[Records for this exercise]
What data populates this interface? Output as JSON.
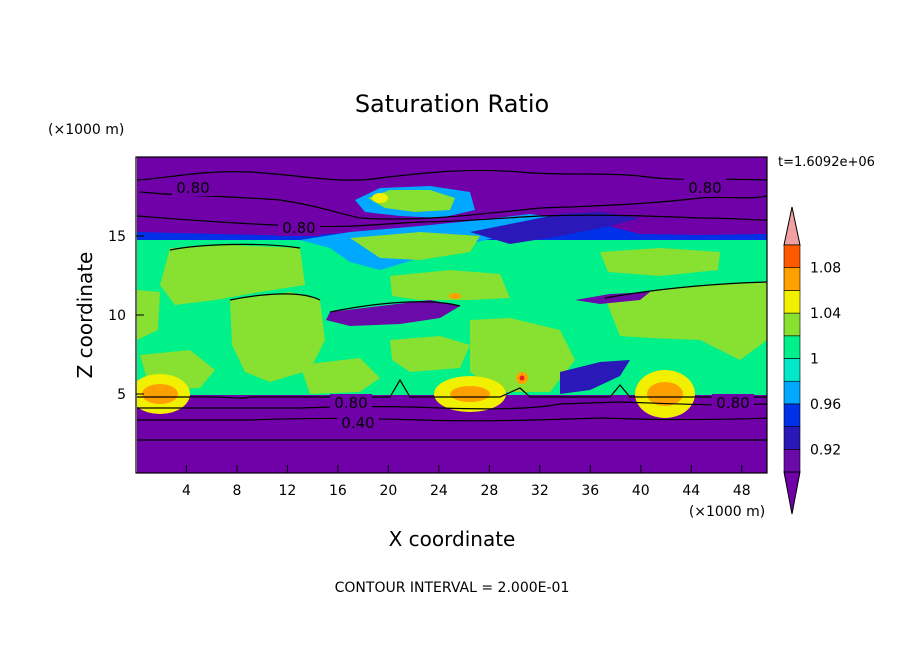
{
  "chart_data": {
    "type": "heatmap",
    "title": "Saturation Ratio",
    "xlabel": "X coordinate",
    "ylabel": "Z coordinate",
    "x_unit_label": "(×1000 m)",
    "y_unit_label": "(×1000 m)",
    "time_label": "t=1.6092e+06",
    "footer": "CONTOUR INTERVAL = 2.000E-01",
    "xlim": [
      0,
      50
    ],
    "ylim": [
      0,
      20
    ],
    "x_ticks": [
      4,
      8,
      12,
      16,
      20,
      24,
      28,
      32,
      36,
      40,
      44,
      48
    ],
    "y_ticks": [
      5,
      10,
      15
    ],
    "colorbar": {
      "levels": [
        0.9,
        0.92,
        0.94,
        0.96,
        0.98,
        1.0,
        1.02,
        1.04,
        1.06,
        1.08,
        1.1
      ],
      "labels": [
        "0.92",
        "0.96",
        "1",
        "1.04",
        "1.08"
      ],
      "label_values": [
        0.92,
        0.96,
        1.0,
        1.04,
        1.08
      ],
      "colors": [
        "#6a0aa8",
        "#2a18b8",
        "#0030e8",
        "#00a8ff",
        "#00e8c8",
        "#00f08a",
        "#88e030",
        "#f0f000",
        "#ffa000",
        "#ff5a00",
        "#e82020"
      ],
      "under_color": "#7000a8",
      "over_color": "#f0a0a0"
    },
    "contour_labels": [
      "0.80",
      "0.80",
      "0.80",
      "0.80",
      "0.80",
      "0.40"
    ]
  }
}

* * *

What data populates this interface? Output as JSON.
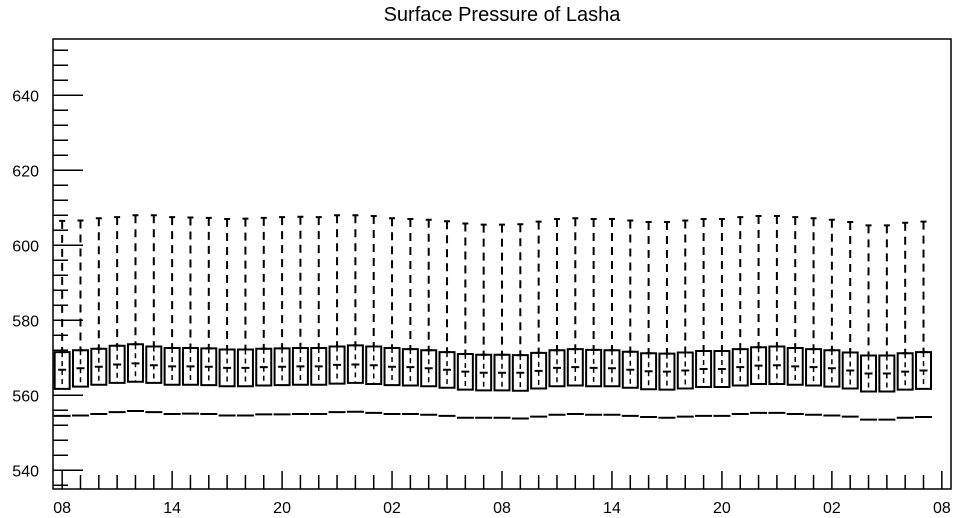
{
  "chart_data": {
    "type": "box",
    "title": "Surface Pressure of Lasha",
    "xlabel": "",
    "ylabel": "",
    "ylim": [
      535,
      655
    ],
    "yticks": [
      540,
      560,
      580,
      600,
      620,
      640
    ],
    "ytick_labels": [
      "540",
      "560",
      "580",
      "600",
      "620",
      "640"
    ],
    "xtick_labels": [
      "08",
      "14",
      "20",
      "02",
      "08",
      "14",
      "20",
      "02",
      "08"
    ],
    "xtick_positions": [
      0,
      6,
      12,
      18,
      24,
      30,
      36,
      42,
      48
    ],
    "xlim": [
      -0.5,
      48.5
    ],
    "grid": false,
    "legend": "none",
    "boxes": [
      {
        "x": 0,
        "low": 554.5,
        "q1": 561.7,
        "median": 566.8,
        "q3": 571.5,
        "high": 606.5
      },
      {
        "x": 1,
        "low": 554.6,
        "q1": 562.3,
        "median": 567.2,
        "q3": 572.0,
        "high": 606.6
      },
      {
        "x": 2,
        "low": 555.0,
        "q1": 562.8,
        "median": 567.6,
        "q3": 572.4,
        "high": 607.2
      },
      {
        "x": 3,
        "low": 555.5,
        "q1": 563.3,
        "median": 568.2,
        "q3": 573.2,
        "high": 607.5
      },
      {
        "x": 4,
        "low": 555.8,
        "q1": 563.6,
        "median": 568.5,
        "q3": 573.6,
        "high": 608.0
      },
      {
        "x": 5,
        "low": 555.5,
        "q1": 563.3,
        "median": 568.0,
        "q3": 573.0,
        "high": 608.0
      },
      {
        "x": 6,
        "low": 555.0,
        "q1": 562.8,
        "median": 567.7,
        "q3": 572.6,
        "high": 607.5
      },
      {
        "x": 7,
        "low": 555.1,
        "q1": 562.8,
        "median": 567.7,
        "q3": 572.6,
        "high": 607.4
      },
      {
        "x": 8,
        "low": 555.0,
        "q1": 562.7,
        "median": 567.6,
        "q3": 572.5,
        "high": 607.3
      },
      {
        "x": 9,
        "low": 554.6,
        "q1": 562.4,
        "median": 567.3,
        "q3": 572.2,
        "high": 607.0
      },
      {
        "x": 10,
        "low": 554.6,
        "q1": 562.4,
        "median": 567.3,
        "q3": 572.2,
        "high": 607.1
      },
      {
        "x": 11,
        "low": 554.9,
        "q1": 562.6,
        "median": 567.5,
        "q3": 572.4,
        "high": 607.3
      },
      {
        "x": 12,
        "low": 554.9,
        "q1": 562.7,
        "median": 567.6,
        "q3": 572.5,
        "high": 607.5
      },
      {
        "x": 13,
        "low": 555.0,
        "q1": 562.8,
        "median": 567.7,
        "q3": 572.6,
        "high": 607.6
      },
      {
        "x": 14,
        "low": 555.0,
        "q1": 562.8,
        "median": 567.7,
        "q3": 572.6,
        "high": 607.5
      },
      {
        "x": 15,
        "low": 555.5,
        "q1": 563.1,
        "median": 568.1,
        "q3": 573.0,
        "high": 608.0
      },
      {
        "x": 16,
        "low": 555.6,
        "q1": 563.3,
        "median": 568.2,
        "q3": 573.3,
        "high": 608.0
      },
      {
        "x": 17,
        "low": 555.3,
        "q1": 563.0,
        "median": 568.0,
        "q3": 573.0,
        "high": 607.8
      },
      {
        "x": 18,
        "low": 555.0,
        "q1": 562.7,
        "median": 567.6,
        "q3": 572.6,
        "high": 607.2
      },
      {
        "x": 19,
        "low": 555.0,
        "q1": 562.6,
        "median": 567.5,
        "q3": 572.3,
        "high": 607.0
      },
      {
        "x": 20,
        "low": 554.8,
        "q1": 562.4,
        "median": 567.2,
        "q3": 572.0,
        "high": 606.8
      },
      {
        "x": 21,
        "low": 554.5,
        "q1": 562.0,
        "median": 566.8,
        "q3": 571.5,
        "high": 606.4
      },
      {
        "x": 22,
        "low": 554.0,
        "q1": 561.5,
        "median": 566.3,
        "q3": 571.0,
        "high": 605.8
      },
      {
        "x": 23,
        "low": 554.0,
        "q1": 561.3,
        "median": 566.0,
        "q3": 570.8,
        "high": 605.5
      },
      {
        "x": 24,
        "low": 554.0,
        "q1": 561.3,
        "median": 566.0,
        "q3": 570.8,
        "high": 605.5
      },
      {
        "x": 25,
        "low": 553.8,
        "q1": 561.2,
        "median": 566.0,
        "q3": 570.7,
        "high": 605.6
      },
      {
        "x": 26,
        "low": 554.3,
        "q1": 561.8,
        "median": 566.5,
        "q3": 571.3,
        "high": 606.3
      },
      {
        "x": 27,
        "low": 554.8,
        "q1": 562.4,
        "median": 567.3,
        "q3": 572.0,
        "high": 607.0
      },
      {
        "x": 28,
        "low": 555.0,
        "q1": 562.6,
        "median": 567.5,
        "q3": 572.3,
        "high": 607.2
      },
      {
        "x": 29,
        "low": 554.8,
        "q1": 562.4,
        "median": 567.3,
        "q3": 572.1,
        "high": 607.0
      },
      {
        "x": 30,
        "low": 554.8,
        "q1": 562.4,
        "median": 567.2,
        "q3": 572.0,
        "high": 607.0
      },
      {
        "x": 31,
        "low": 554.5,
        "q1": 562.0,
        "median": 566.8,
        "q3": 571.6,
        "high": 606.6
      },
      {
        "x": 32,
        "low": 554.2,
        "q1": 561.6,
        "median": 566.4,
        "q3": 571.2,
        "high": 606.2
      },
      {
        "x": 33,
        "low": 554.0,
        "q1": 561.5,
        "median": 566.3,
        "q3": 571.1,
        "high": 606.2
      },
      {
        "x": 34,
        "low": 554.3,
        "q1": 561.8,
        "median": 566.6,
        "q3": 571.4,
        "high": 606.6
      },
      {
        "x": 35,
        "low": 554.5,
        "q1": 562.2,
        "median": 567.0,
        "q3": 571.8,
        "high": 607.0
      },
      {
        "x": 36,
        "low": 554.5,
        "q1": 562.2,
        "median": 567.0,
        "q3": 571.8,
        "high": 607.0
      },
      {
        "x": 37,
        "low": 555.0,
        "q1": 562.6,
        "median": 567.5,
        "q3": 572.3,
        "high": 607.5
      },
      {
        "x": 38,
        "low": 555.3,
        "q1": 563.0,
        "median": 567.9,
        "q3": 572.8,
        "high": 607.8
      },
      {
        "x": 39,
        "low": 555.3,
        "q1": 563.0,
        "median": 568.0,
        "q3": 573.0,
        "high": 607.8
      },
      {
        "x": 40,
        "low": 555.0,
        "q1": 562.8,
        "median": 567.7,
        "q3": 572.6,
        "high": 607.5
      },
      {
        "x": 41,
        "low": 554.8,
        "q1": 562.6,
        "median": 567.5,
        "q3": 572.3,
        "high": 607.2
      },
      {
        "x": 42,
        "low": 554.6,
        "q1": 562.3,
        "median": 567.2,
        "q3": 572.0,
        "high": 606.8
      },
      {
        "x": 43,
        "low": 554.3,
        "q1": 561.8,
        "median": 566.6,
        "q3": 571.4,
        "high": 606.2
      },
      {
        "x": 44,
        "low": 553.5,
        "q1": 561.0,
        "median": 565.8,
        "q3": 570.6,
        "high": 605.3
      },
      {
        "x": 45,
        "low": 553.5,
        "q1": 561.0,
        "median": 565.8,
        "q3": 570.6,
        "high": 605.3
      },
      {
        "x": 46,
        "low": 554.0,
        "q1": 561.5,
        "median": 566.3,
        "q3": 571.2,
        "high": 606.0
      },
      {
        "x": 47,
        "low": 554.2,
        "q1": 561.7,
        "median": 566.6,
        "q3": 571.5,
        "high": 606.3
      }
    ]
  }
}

[Given instruction] Using the listing above, return all lines where the word "coordinate" occurs.

[Correct output]
    "xlabel": "X coordinate",
    "ylabel": "Z coordinate",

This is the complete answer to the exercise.